Given exercise - Copy out the listing in full, exactly as written, but not its pictures.

Material -
_ _ _ _ _ _ _
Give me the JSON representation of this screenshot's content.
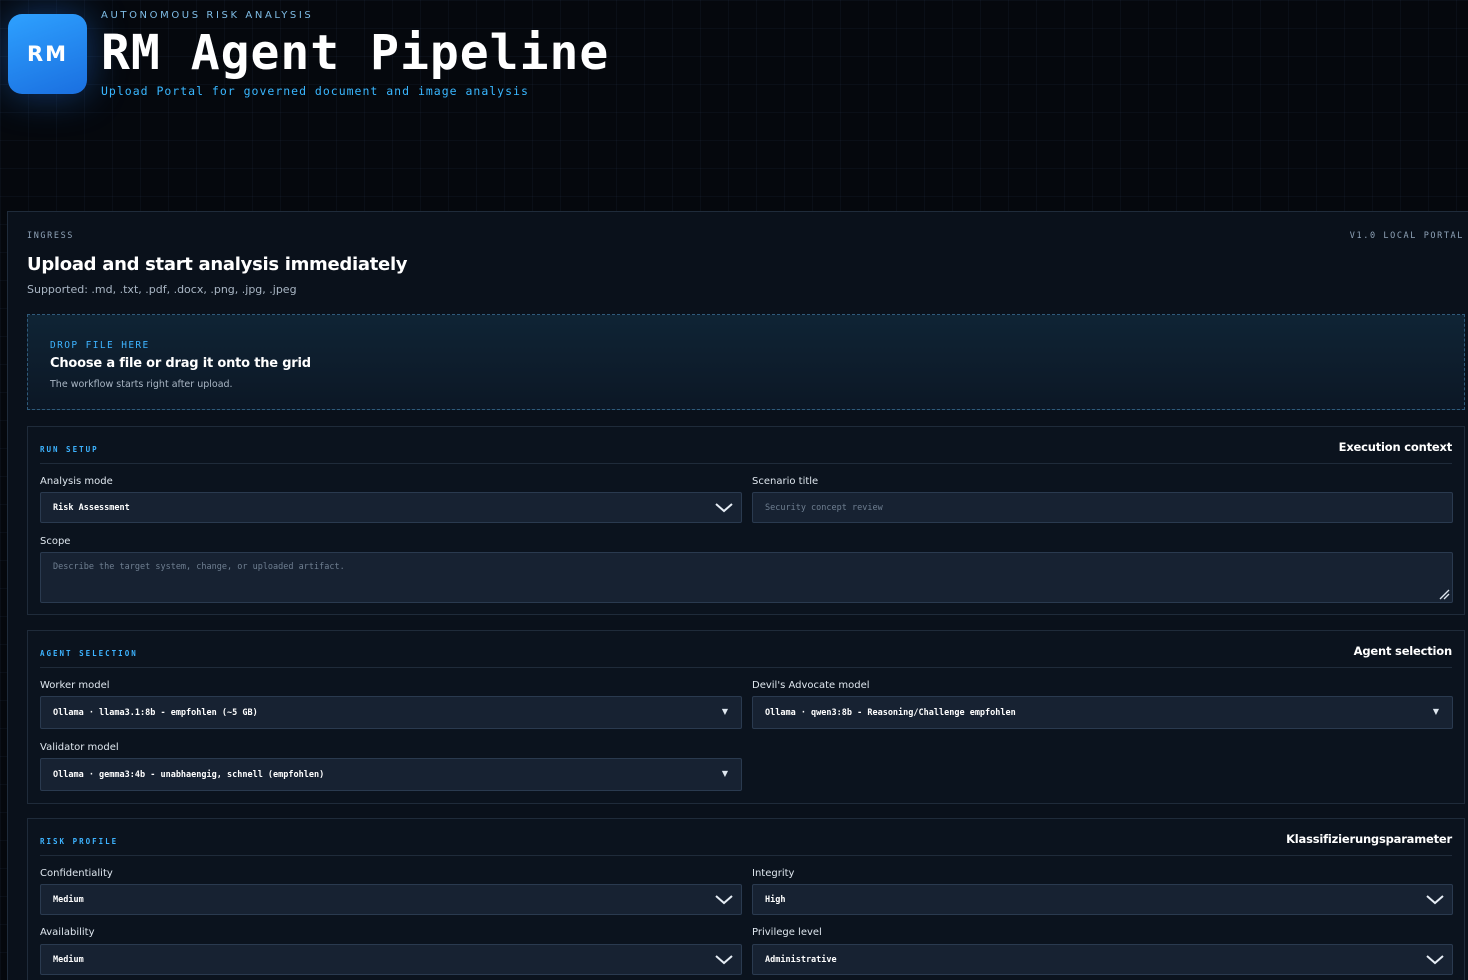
{
  "header": {
    "logo_text": "RM",
    "eyebrow": "AUTONOMOUS RISK ANALYSIS",
    "title": "RM Agent Pipeline",
    "subtitle": "Upload Portal for governed document and image analysis"
  },
  "panel": {
    "label": "INGRESS",
    "version": "V1.0 LOCAL PORTAL",
    "heading": "Upload and start analysis immediately",
    "supported": "Supported: .md, .txt, .pdf, .docx, .png, .jpg, .jpeg"
  },
  "dropzone": {
    "label": "DROP FILE HERE",
    "title": "Choose a file or drag it onto the grid",
    "hint": "The workflow starts right after upload."
  },
  "run_setup": {
    "section_label": "RUN SETUP",
    "section_title": "Execution context",
    "analysis_mode": {
      "label": "Analysis mode",
      "value": "Risk Assessment"
    },
    "scenario_title": {
      "label": "Scenario title",
      "placeholder": "Security concept review",
      "value": ""
    },
    "scope": {
      "label": "Scope",
      "placeholder": "Describe the target system, change, or uploaded artifact.",
      "value": ""
    }
  },
  "agent_selection": {
    "section_label": "AGENT SELECTION",
    "section_title": "Agent selection",
    "worker_model": {
      "label": "Worker model",
      "value": "Ollama · llama3.1:8b - empfohlen (~5 GB)"
    },
    "devils_advocate_model": {
      "label": "Devil's Advocate model",
      "value": "Ollama · qwen3:8b - Reasoning/Challenge empfohlen"
    },
    "validator_model": {
      "label": "Validator model",
      "value": "Ollama · gemma3:4b - unabhaengig, schnell (empfohlen)"
    }
  },
  "risk_profile": {
    "section_label": "RISK PROFILE",
    "section_title": "Klassifizierungsparameter",
    "confidentiality": {
      "label": "Confidentiality",
      "value": "Medium"
    },
    "integrity": {
      "label": "Integrity",
      "value": "High"
    },
    "availability": {
      "label": "Availability",
      "value": "Medium"
    },
    "privilege_level": {
      "label": "Privilege level",
      "value": "Administrative"
    }
  },
  "icons": {
    "select_chevron": "chevron-down-icon",
    "native_select_arrow": "triangle-down-icon",
    "textarea_resize": "resize-grip-icon"
  },
  "colors": {
    "background": "#05080d",
    "accent": "#3db3ff",
    "logo_gradient_start": "#2ea1ff",
    "logo_gradient_end": "#1a6fe0",
    "control_bg": "#172232"
  }
}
_ _ _ _ _ _ _
Answer for this exercise -
Give me the JSON representation of this screenshot's content.
{
  "header": {
    "logo_text": "RM",
    "eyebrow": "AUTONOMOUS RISK ANALYSIS",
    "title": "RM Agent Pipeline",
    "subtitle": "Upload Portal for governed document and image analysis"
  },
  "panel": {
    "label": "INGRESS",
    "version": "V1.0 LOCAL PORTAL",
    "heading": "Upload and start analysis immediately",
    "supported": "Supported: .md, .txt, .pdf, .docx, .png, .jpg, .jpeg"
  },
  "dropzone": {
    "label": "DROP FILE HERE",
    "title": "Choose a file or drag it onto the grid",
    "hint": "The workflow starts right after upload."
  },
  "run_setup": {
    "section_label": "RUN SETUP",
    "section_title": "Execution context",
    "analysis_mode": {
      "label": "Analysis mode",
      "value": "Risk Assessment"
    },
    "scenario_title": {
      "label": "Scenario title",
      "placeholder": "Security concept review",
      "value": ""
    },
    "scope": {
      "label": "Scope",
      "placeholder": "Describe the target system, change, or uploaded artifact.",
      "value": ""
    }
  },
  "agent_selection": {
    "section_label": "AGENT SELECTION",
    "section_title": "Agent selection",
    "worker_model": {
      "label": "Worker model",
      "value": "Ollama · llama3.1:8b - empfohlen (~5 GB)"
    },
    "devils_advocate_model": {
      "label": "Devil's Advocate model",
      "value": "Ollama · qwen3:8b - Reasoning/Challenge empfohlen"
    },
    "validator_model": {
      "label": "Validator model",
      "value": "Ollama · gemma3:4b - unabhaengig, schnell (empfohlen)"
    }
  },
  "risk_profile": {
    "section_label": "RISK PROFILE",
    "section_title": "Klassifizierungsparameter",
    "confidentiality": {
      "label": "Confidentiality",
      "value": "Medium"
    },
    "integrity": {
      "label": "Integrity",
      "value": "High"
    },
    "availability": {
      "label": "Availability",
      "value": "Medium"
    },
    "privilege_level": {
      "label": "Privilege level",
      "value": "Administrative"
    }
  },
  "icons": {
    "select_chevron": "chevron-down-icon",
    "native_select_arrow": "triangle-down-icon",
    "textarea_resize": "resize-grip-icon"
  },
  "colors": {
    "background": "#05080d",
    "accent": "#3db3ff",
    "logo_gradient_start": "#2ea1ff",
    "logo_gradient_end": "#1a6fe0",
    "control_bg": "#172232"
  }
}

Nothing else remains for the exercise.